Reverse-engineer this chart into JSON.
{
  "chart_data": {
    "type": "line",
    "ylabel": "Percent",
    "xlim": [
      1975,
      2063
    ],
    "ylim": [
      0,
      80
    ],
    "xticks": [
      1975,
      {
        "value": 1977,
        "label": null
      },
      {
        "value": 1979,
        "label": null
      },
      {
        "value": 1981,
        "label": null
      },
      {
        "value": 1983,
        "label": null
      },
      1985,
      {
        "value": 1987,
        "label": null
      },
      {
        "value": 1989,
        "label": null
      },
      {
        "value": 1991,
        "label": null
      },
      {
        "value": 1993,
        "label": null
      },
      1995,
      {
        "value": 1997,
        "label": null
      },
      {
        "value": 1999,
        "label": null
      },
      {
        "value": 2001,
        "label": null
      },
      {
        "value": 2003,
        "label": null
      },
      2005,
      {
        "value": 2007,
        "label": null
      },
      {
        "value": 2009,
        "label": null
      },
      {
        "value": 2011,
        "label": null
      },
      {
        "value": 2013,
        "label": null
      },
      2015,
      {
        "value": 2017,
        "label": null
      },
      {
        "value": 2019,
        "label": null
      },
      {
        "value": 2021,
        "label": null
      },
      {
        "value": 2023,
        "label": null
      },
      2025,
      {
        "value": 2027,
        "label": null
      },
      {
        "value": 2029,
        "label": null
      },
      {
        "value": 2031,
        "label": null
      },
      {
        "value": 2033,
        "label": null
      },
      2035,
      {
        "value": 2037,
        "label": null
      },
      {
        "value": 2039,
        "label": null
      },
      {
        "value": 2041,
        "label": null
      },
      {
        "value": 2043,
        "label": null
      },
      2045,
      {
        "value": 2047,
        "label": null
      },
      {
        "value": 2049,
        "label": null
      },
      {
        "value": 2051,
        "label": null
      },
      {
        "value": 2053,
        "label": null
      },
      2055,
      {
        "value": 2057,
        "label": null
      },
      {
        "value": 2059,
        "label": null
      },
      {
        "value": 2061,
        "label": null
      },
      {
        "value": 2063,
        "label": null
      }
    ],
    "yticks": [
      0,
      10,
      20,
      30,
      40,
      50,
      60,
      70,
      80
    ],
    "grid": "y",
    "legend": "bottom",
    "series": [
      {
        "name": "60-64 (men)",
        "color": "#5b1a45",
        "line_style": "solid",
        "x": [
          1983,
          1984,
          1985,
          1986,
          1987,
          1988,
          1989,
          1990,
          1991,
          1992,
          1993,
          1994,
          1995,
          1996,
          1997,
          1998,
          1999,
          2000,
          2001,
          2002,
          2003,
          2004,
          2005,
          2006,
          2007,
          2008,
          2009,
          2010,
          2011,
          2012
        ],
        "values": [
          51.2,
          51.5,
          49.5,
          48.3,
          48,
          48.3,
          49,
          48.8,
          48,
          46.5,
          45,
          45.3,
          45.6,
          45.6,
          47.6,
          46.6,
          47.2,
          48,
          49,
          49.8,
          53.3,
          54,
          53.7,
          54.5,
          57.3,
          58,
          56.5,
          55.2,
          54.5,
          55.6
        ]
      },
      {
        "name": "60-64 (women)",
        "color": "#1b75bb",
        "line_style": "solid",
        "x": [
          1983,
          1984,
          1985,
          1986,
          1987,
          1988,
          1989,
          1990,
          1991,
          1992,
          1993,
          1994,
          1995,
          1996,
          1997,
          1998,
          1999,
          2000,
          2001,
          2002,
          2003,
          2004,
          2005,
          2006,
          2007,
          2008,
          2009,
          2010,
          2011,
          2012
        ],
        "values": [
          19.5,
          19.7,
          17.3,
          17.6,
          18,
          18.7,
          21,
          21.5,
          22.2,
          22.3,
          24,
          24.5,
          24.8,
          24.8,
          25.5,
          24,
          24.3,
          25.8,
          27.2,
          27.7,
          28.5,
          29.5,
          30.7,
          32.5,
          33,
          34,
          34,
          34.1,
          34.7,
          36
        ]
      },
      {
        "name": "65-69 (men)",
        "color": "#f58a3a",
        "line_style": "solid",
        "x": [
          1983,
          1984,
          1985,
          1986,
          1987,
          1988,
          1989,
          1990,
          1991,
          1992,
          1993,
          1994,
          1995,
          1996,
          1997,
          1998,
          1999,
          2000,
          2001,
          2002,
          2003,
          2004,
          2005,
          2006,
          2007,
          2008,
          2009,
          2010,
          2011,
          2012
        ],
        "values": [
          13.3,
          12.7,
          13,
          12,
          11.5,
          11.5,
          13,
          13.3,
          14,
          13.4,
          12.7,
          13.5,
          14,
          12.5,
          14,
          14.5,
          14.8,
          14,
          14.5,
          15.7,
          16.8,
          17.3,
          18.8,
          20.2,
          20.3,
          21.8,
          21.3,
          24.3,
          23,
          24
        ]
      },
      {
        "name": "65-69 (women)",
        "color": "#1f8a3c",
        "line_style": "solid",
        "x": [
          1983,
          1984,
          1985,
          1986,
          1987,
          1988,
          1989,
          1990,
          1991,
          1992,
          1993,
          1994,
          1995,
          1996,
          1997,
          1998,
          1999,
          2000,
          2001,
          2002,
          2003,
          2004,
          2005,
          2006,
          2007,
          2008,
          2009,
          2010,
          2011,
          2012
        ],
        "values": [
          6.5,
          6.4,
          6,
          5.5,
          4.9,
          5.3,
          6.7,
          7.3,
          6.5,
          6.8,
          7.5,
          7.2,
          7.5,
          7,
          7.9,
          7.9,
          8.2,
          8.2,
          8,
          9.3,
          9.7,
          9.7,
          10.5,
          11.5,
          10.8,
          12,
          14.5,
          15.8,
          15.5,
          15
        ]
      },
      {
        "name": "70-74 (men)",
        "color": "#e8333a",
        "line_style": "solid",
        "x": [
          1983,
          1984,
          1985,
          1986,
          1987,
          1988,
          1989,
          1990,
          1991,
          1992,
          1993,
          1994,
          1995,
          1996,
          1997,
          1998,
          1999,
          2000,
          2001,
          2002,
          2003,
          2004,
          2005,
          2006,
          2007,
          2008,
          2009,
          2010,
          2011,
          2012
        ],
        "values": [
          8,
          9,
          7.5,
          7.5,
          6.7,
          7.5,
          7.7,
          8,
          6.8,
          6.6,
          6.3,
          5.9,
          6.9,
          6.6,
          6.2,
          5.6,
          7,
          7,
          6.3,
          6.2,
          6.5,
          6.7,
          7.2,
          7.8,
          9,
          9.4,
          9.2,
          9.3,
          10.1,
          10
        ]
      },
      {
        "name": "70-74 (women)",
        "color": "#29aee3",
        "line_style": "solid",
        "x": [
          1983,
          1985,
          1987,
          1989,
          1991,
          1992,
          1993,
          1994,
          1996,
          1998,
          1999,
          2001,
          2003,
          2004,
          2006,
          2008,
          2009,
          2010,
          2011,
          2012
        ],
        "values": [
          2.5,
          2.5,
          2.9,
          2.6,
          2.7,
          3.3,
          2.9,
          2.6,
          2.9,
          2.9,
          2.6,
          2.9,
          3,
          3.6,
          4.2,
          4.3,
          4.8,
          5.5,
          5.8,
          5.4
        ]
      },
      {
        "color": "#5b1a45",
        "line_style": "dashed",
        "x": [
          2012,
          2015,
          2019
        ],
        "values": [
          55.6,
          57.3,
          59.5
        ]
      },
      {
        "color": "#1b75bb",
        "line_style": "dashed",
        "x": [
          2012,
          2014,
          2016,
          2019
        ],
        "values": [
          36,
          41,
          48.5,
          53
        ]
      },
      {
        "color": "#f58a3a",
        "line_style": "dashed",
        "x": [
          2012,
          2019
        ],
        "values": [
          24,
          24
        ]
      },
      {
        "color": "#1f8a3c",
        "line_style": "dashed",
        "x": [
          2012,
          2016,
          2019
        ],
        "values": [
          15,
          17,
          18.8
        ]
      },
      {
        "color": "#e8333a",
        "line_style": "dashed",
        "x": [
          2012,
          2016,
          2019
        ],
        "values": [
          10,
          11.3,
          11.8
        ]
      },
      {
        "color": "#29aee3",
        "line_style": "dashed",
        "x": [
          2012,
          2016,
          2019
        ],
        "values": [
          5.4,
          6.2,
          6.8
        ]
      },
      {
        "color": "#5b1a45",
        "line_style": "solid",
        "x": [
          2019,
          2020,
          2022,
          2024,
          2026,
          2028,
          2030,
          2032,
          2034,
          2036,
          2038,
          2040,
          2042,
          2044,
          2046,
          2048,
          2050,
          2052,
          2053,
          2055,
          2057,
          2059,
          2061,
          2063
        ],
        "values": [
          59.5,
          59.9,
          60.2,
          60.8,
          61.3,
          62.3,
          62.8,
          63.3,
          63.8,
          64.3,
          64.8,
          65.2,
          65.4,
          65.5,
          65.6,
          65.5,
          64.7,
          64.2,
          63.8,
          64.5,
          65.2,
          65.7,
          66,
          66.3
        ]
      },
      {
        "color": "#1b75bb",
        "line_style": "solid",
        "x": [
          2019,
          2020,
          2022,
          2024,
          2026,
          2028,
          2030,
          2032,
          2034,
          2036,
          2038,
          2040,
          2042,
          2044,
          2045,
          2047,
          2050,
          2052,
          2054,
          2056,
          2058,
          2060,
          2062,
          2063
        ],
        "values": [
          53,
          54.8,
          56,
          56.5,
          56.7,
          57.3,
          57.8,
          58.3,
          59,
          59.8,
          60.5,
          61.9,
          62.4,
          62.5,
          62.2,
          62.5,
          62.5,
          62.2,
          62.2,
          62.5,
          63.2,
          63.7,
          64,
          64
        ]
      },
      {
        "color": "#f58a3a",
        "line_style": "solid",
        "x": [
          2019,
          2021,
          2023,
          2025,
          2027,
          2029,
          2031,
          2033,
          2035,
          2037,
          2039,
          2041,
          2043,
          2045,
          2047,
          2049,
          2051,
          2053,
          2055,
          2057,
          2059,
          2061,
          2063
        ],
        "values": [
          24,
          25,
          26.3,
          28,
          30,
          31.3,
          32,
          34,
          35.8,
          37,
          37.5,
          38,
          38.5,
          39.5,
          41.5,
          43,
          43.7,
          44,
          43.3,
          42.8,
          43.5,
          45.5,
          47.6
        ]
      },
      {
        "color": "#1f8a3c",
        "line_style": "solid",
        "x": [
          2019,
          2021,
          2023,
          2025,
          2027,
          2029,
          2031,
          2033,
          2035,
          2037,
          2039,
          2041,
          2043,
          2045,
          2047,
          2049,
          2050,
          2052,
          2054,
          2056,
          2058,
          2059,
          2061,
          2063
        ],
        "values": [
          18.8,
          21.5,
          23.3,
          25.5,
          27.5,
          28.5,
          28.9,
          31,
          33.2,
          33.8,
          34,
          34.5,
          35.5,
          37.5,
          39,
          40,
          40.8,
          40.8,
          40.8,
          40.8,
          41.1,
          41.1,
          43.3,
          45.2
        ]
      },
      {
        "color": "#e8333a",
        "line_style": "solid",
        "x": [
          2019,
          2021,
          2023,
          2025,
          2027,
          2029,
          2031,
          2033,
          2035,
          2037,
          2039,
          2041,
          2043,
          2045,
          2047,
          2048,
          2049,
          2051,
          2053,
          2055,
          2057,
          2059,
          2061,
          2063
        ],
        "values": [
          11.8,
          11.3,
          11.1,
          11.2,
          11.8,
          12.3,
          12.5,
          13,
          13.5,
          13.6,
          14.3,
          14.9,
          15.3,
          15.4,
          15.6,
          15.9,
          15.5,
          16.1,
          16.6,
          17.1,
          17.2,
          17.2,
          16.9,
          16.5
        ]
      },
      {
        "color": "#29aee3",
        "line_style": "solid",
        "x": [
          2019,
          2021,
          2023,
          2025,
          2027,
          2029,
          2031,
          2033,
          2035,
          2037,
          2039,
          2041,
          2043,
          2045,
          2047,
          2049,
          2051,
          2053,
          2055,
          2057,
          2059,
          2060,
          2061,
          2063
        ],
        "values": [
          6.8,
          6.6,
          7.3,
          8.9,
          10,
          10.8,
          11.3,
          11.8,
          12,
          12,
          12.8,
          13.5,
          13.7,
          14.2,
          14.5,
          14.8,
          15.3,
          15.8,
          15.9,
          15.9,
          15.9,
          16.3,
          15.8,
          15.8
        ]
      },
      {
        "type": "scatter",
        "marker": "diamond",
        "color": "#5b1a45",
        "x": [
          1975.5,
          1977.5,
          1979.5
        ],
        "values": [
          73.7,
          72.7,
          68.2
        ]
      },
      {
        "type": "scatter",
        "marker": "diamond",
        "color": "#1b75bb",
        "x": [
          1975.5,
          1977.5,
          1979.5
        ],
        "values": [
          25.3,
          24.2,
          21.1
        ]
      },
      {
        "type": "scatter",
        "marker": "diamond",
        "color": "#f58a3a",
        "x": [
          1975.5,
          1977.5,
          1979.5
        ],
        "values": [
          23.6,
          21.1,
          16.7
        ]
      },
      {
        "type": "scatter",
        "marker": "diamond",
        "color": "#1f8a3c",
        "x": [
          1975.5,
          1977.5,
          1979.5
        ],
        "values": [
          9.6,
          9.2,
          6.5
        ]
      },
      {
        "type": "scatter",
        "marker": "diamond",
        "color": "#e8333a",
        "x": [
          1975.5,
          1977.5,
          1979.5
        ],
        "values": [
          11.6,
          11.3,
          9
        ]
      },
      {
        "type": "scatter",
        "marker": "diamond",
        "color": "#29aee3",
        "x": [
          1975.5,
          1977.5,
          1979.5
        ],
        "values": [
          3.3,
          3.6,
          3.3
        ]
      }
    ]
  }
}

-------

Find the lines with the string "name" and reproduce them.

**Response:**
        "name": "60-64 (men)",
        "name": "60-64 (women)",
        "name": "65-69 (men)",
        "name": "65-69 (women)",
        "name": "70-74 (men)",
        "name": "70-74 (women)",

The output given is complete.